##### Task data
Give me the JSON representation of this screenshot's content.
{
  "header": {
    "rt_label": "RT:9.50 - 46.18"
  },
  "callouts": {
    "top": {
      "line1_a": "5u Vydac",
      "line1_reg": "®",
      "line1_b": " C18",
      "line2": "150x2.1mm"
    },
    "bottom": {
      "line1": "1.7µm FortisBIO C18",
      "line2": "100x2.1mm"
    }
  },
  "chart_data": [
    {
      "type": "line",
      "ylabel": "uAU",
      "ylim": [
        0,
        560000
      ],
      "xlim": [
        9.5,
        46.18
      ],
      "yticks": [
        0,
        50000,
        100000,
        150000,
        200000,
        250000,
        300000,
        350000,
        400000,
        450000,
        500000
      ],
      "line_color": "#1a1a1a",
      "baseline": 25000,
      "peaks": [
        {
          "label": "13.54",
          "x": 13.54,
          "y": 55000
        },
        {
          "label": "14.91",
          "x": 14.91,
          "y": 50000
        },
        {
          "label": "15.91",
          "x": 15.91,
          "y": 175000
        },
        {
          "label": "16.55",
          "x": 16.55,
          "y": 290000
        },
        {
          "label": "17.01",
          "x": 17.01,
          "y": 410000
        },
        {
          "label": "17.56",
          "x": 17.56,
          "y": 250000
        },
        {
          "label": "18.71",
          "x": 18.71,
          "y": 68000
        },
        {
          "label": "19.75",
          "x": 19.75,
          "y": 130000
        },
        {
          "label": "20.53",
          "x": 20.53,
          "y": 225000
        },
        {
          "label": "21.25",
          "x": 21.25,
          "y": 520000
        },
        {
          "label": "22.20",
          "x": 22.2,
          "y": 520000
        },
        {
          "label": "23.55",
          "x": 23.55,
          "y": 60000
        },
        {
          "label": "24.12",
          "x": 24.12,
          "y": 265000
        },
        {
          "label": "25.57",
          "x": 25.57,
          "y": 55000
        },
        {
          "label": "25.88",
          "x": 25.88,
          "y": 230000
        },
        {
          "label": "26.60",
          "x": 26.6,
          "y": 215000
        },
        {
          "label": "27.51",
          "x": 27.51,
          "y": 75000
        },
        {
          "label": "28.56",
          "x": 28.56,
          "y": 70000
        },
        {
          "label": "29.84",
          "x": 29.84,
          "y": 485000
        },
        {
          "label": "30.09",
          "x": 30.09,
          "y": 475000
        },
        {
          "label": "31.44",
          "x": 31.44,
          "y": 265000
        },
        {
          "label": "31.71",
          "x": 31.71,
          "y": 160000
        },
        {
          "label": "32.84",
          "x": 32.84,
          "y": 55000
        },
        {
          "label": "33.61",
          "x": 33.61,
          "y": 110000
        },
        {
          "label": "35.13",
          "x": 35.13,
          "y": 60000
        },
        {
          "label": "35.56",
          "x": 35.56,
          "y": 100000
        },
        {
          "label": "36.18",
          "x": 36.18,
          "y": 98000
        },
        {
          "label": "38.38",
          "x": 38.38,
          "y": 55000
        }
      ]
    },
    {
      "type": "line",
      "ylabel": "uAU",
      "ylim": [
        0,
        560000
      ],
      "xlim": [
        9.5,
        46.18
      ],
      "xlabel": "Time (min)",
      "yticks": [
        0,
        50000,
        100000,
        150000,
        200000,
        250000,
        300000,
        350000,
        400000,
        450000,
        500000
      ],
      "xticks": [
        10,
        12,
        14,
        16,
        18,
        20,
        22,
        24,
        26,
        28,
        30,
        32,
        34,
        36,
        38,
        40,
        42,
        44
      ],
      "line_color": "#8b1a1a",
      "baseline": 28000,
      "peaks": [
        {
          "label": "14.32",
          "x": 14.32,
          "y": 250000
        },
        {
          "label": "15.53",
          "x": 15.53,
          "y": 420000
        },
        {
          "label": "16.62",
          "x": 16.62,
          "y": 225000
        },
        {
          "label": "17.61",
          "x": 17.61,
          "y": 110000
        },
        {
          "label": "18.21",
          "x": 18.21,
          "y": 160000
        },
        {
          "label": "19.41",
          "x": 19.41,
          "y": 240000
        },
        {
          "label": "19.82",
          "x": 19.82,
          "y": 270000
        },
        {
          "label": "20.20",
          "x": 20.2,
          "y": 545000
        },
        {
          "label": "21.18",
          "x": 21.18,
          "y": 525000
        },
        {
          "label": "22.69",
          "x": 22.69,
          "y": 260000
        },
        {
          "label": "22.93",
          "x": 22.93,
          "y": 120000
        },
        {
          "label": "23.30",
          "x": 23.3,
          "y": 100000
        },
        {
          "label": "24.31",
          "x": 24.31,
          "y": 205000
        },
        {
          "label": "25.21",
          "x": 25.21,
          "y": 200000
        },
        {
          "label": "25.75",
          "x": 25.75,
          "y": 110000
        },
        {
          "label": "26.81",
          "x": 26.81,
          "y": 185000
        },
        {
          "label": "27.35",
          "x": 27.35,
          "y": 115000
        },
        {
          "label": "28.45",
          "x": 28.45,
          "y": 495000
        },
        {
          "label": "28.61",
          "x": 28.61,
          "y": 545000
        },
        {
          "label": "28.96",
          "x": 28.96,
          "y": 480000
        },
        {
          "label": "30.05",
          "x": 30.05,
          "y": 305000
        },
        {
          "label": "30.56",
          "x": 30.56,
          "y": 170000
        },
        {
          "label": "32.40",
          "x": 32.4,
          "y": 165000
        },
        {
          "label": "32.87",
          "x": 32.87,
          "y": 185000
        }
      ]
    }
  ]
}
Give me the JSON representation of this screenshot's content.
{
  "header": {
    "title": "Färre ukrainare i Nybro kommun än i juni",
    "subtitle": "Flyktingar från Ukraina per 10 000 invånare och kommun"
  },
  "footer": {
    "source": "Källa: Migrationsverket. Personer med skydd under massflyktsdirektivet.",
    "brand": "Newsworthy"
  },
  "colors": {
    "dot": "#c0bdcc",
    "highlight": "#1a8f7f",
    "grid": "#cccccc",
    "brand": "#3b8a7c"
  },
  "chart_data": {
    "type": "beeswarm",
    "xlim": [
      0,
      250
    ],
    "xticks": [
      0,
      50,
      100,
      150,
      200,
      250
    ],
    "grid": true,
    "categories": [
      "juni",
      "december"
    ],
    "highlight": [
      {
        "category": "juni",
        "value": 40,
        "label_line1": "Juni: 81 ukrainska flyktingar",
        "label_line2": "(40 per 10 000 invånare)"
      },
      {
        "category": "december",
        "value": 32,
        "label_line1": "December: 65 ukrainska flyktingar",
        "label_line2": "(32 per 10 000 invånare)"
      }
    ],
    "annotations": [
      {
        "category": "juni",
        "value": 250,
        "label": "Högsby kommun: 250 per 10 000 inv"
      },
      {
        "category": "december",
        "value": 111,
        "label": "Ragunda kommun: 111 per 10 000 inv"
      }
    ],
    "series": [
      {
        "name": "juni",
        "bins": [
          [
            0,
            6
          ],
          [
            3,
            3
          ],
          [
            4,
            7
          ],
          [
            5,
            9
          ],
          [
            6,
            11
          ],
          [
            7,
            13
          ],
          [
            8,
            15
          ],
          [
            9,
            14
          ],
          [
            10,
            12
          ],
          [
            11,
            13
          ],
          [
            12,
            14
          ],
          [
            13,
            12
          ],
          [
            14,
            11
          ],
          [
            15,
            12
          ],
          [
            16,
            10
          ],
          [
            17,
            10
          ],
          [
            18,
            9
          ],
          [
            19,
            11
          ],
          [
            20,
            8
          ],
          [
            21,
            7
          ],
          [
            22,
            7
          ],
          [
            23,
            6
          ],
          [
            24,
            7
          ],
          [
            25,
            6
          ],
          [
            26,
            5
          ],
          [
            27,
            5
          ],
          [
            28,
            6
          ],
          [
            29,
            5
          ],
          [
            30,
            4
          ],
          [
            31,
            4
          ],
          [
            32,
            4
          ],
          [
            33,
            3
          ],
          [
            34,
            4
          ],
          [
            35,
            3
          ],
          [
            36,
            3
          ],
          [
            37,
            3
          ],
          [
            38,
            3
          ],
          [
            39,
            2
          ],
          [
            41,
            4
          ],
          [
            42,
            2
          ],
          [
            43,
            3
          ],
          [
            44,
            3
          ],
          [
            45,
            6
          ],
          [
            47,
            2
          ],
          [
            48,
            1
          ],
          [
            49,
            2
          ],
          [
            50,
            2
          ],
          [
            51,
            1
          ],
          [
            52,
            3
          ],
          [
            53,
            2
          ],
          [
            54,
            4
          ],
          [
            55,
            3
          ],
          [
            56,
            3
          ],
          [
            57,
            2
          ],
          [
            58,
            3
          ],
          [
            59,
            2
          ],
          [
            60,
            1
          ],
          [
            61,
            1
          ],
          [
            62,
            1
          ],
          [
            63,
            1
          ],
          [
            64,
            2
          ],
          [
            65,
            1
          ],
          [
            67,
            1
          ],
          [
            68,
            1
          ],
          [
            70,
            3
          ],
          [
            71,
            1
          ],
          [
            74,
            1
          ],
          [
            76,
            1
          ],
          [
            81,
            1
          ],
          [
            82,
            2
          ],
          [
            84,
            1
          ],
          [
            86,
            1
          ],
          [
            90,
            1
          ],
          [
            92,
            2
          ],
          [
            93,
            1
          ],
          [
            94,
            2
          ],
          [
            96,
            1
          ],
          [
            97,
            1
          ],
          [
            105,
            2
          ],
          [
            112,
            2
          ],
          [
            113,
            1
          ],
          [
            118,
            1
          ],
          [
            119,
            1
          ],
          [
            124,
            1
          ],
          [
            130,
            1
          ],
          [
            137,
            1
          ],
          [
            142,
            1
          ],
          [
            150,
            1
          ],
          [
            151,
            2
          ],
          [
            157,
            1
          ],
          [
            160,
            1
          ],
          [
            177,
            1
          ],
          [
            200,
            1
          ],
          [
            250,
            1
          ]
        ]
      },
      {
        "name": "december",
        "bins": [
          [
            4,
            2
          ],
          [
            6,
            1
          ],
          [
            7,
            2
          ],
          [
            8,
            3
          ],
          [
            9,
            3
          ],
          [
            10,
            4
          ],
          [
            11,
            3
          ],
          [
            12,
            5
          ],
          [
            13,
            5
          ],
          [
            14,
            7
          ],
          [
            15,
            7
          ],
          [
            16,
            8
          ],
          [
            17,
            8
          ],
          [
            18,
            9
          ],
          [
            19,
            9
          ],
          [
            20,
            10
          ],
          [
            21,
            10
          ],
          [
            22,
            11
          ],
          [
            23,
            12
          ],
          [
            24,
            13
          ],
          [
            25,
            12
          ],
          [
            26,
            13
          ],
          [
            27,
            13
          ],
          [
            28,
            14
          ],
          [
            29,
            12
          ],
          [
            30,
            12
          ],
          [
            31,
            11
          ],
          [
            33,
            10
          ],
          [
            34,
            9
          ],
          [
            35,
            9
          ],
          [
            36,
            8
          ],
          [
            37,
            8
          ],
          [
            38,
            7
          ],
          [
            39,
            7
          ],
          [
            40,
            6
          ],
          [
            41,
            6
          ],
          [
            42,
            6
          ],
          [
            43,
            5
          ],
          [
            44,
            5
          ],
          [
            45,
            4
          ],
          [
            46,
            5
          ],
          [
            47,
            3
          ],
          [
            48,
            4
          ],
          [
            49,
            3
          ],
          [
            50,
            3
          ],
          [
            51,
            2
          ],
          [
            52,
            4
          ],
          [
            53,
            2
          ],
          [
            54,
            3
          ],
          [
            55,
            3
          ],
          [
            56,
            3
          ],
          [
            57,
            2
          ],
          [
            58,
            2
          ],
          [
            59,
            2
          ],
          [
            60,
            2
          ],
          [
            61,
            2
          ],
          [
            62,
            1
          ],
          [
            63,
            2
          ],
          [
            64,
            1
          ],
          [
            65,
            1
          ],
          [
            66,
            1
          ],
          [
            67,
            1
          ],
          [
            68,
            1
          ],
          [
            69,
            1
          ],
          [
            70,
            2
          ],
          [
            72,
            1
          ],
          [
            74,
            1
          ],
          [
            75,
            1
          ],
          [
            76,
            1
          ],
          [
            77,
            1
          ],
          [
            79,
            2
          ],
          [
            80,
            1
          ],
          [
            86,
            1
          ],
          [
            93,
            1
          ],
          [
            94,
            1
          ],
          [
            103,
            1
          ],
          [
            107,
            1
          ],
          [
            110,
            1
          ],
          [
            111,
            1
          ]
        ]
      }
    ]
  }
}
##########
Copy each line above containing the string "kommun".

    "title": "Färre ukrainare i Nybro kommun än i juni",
    "subtitle": "Flyktingar från Ukraina per 10 000 invånare och kommun"
        "label": "Högsby kommun: 250 per 10 000 inv"
        "label": "Ragunda kommun: 111 per 10 000 inv"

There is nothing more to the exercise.